** START DATA ENTRIES **

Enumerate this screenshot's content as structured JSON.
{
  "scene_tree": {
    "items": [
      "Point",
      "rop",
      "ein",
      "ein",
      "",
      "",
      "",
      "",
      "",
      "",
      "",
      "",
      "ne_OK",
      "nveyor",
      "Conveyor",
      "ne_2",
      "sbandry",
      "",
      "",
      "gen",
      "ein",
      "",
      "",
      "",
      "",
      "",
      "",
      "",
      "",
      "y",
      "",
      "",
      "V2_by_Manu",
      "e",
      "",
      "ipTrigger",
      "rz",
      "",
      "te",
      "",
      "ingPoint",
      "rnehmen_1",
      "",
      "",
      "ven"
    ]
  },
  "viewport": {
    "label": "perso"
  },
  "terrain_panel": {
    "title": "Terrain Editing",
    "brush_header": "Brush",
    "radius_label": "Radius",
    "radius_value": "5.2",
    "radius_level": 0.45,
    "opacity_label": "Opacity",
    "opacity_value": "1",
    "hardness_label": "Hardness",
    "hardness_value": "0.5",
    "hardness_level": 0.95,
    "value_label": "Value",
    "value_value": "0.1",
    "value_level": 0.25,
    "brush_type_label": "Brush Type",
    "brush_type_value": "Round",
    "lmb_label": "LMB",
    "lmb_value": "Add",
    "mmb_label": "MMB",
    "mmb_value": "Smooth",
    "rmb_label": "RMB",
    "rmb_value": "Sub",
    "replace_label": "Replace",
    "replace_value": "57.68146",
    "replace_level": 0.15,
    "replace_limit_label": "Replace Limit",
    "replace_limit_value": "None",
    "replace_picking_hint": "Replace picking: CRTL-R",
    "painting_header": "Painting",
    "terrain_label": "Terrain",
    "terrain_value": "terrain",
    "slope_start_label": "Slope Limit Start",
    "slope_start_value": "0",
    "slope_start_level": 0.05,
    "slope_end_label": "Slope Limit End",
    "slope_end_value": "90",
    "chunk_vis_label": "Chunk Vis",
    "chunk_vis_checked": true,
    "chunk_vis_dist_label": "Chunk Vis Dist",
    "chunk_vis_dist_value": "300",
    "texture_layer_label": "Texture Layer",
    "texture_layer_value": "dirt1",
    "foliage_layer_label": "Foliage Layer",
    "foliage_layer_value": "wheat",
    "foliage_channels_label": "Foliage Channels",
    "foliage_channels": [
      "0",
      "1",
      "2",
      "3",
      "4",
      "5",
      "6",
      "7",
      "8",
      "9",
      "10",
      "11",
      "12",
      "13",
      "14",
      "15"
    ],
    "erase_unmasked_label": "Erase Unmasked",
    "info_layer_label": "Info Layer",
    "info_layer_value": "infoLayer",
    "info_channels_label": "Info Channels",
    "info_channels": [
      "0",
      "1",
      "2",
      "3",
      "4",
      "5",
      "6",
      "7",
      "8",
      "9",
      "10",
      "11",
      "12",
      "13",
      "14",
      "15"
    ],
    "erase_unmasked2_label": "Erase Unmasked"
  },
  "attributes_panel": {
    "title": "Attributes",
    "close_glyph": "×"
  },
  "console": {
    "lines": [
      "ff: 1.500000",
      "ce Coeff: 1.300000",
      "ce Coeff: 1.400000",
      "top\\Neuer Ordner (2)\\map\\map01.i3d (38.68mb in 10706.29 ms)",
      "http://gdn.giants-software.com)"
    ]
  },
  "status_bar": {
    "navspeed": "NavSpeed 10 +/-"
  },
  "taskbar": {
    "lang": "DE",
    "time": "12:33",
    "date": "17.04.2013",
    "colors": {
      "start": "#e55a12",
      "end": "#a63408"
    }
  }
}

** END DATA ENTRIES **

[REQUIREMENTS] Reproduce the full listing exactly.

[EXERCISE RESULT]
Enumerate this screenshot's content as structured JSON.
{
  "scene_tree": {
    "items": [
      "Point",
      "rop",
      "ein",
      "ein",
      "",
      "",
      "",
      "",
      "",
      "",
      "",
      "",
      "ne_OK",
      "nveyor",
      "Conveyor",
      "ne_2",
      "sbandry",
      "",
      "",
      "gen",
      "ein",
      "",
      "",
      "",
      "",
      "",
      "",
      "",
      "",
      "y",
      "",
      "",
      "V2_by_Manu",
      "e",
      "",
      "ipTrigger",
      "rz",
      "",
      "te",
      "",
      "ingPoint",
      "rnehmen_1",
      "",
      "",
      "ven"
    ]
  },
  "viewport": {
    "label": "perso"
  },
  "terrain_panel": {
    "title": "Terrain Editing",
    "brush_header": "Brush",
    "radius_label": "Radius",
    "radius_value": "5.2",
    "radius_level": 0.45,
    "opacity_label": "Opacity",
    "opacity_value": "1",
    "hardness_label": "Hardness",
    "hardness_value": "0.5",
    "hardness_level": 0.95,
    "value_label": "Value",
    "value_value": "0.1",
    "value_level": 0.25,
    "brush_type_label": "Brush Type",
    "brush_type_value": "Round",
    "lmb_label": "LMB",
    "lmb_value": "Add",
    "mmb_label": "MMB",
    "mmb_value": "Smooth",
    "rmb_label": "RMB",
    "rmb_value": "Sub",
    "replace_label": "Replace",
    "replace_value": "57.68146",
    "replace_level": 0.15,
    "replace_limit_label": "Replace Limit",
    "replace_limit_value": "None",
    "replace_picking_hint": "Replace picking: CRTL-R",
    "painting_header": "Painting",
    "terrain_label": "Terrain",
    "terrain_value": "terrain",
    "slope_start_label": "Slope Limit Start",
    "slope_start_value": "0",
    "slope_start_level": 0.05,
    "slope_end_label": "Slope Limit End",
    "slope_end_value": "90",
    "chunk_vis_label": "Chunk Vis",
    "chunk_vis_checked": true,
    "chunk_vis_dist_label": "Chunk Vis Dist",
    "chunk_vis_dist_value": "300",
    "texture_layer_label": "Texture Layer",
    "texture_layer_value": "dirt1",
    "foliage_layer_label": "Foliage Layer",
    "foliage_layer_value": "wheat",
    "foliage_channels_label": "Foliage Channels",
    "foliage_channels": [
      "0",
      "1",
      "2",
      "3",
      "4",
      "5",
      "6",
      "7",
      "8",
      "9",
      "10",
      "11",
      "12",
      "13",
      "14",
      "15"
    ],
    "erase_unmasked_label": "Erase Unmasked",
    "info_layer_label": "Info Layer",
    "info_layer_value": "infoLayer",
    "info_channels_label": "Info Channels",
    "info_channels": [
      "0",
      "1",
      "2",
      "3",
      "4",
      "5",
      "6",
      "7",
      "8",
      "9",
      "10",
      "11",
      "12",
      "13",
      "14",
      "15"
    ],
    "erase_unmasked2_label": "Erase Unmasked"
  },
  "attributes_panel": {
    "title": "Attributes",
    "close_glyph": "×"
  },
  "console": {
    "lines": [
      "ff: 1.500000",
      "ce Coeff: 1.300000",
      "ce Coeff: 1.400000",
      "top\\Neuer Ordner (2)\\map\\map01.i3d (38.68mb in 10706.29 ms)",
      "http://gdn.giants-software.com)"
    ]
  },
  "status_bar": {
    "navspeed": "NavSpeed 10 +/-"
  },
  "taskbar": {
    "lang": "DE",
    "time": "12:33",
    "date": "17.04.2013",
    "colors": {
      "start": "#e55a12",
      "end": "#a63408"
    }
  }
}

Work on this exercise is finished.